■ WORK INSTRUCTIONS:
Work out how many lines in the entries contain the string "zlabel", and give nothing but that number.

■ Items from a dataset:
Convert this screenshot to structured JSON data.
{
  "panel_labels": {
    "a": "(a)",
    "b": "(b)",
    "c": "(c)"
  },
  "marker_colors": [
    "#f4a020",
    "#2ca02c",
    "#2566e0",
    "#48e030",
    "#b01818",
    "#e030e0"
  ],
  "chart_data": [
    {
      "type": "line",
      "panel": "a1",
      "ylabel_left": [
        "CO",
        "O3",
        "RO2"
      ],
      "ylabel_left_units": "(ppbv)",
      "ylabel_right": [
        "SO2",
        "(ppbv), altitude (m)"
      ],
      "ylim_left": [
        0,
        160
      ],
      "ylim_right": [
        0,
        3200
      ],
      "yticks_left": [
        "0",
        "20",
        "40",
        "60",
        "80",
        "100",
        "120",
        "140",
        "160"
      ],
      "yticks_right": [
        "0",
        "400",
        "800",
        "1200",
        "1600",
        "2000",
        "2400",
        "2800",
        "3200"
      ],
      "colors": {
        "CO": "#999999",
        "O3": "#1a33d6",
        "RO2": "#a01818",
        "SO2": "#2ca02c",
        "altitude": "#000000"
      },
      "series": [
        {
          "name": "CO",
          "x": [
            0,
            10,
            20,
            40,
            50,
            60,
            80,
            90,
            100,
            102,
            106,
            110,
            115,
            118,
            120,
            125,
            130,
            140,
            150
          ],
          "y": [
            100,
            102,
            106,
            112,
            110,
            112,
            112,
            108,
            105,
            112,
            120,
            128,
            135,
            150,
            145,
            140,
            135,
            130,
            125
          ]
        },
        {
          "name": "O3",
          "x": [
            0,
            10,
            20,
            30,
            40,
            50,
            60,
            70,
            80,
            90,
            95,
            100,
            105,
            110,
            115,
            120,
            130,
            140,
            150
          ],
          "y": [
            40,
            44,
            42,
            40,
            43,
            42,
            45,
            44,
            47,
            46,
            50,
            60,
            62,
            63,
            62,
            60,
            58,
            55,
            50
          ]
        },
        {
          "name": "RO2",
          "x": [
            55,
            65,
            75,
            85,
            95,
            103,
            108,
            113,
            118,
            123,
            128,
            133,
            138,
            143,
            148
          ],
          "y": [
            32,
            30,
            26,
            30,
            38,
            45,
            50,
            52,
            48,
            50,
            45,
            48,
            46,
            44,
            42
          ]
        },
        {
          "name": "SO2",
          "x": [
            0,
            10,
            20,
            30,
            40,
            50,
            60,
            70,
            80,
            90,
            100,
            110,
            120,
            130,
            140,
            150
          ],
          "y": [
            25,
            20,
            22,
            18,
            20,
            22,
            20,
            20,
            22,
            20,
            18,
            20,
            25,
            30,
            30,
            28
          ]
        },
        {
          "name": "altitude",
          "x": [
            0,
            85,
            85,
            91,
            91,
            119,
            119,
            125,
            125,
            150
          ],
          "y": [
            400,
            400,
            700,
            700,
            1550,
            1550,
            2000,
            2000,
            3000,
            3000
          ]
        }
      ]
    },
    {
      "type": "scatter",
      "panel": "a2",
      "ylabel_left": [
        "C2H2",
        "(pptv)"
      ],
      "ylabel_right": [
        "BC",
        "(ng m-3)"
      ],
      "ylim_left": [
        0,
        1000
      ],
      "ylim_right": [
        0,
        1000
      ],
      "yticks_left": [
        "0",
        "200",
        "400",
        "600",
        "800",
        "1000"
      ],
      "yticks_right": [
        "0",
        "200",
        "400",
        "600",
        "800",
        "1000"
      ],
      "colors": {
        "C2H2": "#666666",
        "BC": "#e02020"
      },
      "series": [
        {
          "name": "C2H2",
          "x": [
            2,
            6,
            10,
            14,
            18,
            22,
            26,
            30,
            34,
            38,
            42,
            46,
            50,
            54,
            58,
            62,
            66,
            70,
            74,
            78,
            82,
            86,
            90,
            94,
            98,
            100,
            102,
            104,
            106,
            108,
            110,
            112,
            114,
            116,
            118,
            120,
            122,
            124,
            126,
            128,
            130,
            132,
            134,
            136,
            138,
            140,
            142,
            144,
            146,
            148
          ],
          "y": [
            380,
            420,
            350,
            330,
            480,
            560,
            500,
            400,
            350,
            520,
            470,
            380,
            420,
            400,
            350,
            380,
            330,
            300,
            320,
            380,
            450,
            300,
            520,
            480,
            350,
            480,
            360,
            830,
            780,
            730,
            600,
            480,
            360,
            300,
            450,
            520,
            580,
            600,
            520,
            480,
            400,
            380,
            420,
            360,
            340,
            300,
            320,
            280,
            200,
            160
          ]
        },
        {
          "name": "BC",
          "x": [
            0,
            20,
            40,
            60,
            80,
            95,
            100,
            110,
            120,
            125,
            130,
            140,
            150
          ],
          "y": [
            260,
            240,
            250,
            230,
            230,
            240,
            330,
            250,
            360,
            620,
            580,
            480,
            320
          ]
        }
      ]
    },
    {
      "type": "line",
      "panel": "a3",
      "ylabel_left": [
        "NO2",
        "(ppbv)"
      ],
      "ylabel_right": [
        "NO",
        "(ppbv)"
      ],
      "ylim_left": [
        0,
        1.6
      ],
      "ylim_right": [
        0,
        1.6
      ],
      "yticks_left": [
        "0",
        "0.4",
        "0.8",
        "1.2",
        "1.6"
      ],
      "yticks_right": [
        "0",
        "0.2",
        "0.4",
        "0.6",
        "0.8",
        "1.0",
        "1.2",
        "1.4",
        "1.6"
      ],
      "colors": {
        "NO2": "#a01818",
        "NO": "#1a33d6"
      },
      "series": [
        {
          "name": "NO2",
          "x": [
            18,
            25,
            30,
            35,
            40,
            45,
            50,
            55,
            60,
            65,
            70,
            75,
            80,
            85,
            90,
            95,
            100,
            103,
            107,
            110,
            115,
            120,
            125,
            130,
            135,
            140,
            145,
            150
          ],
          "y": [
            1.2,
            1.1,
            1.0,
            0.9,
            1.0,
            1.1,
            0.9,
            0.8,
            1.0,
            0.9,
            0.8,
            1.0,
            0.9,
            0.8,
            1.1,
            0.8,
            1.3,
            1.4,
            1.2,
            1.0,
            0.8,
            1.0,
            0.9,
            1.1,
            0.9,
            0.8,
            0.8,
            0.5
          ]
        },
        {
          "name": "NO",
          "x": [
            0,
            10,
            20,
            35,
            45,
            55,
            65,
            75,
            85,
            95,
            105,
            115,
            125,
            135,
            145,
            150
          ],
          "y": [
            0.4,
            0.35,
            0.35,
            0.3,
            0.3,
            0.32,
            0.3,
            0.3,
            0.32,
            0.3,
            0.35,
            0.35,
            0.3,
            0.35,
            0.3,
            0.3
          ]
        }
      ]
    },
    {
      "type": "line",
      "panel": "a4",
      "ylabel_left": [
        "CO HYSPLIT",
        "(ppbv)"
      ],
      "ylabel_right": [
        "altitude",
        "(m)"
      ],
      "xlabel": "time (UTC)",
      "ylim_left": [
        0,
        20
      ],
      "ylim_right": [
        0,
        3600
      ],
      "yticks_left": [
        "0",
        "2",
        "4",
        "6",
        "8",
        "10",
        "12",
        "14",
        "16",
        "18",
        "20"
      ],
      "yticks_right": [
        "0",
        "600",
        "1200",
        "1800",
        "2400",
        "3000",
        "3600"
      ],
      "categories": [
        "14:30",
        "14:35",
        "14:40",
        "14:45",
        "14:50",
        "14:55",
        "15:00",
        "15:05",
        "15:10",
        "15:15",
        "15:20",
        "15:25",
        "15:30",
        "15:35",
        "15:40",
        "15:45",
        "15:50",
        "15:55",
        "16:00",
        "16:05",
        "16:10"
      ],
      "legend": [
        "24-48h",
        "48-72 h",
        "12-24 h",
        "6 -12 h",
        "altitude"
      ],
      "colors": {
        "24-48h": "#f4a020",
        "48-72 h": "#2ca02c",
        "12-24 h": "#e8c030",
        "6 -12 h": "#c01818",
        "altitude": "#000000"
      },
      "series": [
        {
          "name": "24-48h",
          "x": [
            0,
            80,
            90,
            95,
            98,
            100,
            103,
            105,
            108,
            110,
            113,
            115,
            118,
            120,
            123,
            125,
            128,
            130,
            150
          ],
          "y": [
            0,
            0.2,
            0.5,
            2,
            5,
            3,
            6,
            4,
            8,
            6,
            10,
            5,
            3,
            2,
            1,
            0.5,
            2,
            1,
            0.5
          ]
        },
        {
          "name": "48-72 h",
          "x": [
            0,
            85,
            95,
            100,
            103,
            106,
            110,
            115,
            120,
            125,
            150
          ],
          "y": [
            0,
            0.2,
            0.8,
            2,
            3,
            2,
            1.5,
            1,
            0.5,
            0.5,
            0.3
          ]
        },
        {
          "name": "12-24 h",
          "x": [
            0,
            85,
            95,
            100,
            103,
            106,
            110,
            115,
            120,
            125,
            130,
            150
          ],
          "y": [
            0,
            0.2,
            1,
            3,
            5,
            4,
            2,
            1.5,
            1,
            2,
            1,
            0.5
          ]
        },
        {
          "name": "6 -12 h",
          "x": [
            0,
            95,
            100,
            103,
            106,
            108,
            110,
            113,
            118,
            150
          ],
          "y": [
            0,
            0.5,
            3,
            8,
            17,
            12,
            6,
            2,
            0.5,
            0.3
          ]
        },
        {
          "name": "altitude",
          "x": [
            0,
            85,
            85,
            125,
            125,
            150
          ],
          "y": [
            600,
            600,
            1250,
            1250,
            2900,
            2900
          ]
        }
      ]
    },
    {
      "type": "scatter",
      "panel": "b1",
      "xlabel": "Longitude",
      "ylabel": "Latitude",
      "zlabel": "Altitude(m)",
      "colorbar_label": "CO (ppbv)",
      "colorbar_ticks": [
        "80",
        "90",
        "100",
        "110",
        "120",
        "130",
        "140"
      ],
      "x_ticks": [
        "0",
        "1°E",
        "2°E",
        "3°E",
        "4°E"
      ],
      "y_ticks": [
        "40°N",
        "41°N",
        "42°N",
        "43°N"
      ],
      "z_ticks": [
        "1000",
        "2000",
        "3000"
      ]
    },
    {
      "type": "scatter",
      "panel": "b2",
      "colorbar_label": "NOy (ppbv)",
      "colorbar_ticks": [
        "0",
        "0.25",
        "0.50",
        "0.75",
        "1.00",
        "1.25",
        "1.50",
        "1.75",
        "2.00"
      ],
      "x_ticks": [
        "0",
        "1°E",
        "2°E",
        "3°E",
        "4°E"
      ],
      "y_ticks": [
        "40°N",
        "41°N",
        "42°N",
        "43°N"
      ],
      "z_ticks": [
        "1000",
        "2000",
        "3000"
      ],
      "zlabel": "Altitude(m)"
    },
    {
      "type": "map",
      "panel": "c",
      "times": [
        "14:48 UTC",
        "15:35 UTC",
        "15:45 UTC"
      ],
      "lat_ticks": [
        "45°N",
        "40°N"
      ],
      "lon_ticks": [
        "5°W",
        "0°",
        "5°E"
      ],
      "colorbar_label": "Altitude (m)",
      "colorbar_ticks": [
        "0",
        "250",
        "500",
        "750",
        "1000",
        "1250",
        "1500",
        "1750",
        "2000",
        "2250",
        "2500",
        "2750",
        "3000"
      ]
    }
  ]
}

■ FULL OUTPUT:
2